**Your goal:** Show every line from the entries that follow which holds the word "whom".

**Dataset excerpts:**
****

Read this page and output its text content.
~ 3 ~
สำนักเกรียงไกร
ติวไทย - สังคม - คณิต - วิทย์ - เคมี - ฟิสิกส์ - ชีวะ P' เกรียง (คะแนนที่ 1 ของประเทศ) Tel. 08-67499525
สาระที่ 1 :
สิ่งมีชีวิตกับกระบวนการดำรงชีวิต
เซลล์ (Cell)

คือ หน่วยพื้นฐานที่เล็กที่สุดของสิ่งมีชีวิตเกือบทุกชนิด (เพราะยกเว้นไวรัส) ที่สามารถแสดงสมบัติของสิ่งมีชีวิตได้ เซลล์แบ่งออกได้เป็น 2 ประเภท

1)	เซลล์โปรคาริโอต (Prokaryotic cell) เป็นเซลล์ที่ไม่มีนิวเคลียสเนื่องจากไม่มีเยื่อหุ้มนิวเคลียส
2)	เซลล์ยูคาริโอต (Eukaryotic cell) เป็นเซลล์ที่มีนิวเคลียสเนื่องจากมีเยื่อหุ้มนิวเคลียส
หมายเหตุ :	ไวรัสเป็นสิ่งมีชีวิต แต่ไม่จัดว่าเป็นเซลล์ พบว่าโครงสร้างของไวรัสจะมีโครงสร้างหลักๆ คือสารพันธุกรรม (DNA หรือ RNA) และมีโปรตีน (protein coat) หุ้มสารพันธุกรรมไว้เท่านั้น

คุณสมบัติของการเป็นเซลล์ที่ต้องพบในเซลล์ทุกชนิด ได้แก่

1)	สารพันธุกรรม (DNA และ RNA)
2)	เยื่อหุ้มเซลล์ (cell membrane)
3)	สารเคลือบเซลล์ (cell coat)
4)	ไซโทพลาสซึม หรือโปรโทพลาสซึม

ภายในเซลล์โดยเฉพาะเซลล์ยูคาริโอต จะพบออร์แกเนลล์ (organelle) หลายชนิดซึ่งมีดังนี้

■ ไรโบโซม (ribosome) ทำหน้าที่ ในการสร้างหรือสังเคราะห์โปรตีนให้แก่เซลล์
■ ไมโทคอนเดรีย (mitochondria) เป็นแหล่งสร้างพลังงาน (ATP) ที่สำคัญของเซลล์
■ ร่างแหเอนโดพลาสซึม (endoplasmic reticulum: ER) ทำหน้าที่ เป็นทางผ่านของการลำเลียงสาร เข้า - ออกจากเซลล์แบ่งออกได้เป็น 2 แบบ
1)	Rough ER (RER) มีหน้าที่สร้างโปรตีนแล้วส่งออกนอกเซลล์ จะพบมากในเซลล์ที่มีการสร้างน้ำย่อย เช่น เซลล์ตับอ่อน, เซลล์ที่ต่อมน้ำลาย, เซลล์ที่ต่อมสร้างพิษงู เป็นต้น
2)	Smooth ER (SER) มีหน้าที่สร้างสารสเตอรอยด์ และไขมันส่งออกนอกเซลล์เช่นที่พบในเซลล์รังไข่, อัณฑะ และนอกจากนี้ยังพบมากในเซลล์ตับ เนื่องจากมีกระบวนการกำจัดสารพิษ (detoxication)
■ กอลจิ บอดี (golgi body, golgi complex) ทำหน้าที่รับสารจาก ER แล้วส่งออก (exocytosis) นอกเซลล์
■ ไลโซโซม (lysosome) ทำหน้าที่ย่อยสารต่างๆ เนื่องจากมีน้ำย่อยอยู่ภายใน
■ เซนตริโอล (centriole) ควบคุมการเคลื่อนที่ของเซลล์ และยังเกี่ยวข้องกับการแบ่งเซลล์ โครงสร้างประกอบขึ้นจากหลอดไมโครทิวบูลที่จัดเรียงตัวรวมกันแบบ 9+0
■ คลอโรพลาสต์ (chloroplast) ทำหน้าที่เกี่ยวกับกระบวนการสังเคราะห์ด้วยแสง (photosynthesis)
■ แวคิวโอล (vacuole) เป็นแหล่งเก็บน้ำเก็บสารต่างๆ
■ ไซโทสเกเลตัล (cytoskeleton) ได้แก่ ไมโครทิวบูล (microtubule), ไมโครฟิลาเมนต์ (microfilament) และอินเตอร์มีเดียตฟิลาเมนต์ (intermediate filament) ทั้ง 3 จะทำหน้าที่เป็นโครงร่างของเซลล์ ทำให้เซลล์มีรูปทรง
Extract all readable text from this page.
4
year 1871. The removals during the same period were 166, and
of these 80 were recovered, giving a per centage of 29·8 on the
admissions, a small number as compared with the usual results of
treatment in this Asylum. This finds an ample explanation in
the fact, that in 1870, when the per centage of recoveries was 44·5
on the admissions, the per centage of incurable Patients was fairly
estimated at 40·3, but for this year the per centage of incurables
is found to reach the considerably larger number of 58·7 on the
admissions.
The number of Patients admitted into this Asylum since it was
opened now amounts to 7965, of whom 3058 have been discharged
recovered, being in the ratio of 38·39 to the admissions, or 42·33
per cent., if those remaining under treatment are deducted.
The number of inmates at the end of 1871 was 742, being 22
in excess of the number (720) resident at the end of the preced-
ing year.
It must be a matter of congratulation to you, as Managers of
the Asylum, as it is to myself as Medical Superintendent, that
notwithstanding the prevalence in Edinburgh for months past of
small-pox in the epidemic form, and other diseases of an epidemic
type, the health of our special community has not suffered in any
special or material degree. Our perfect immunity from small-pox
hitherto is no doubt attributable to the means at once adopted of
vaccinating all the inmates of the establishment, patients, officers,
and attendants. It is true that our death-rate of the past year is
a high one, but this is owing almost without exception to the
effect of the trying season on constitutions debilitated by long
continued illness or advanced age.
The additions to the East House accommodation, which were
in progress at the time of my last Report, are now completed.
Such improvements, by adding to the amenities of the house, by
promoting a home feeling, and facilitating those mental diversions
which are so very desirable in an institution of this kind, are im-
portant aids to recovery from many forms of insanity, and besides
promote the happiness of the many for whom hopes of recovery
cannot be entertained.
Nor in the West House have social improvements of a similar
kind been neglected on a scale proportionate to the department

****

**Task result:**
opened now amounts to 7965, of whom 3058 have been discharged
promote the happiness of the many for whom hopes of recovery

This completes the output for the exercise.